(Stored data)
════════
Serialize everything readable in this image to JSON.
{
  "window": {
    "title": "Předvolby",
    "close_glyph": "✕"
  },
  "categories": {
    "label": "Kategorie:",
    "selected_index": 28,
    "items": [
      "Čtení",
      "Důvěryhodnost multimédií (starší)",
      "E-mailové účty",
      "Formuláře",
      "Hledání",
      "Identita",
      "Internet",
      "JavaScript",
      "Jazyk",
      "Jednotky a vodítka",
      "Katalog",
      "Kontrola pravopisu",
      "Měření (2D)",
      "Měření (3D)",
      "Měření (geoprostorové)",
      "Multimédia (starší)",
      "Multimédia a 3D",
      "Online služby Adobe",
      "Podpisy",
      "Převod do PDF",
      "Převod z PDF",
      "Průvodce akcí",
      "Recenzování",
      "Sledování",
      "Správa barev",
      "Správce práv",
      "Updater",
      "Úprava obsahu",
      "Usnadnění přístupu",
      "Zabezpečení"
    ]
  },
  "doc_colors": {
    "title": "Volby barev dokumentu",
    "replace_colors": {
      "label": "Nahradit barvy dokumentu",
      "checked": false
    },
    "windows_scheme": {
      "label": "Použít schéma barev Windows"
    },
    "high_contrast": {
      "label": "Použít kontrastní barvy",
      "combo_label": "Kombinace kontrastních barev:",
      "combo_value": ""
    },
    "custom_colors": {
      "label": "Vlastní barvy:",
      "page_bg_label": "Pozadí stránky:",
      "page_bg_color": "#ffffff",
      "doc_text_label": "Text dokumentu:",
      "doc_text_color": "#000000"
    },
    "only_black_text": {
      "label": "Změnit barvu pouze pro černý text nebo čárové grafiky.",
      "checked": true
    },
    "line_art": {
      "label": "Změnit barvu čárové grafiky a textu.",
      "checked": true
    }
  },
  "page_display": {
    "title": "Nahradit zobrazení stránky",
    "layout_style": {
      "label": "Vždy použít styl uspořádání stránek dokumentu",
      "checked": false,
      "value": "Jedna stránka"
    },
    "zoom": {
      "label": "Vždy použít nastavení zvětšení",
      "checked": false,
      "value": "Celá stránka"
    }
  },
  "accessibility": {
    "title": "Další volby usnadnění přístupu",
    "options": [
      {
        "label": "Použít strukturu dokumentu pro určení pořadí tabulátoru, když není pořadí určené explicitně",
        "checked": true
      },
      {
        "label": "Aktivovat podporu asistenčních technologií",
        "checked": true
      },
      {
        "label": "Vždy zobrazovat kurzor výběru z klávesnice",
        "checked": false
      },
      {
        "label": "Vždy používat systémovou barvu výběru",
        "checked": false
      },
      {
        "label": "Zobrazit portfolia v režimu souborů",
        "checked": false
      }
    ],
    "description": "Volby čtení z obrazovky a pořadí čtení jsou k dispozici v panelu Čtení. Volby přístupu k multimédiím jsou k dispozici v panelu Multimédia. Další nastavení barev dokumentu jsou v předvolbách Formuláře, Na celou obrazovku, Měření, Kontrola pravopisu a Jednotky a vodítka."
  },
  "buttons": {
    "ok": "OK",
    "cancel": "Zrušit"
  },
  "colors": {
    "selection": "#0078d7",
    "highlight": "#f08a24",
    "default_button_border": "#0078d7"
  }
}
════════
▸ Given task
Each line containing "Multimédia" counts once; state the total number of such lines and nothing else.

▸ Response to the task
3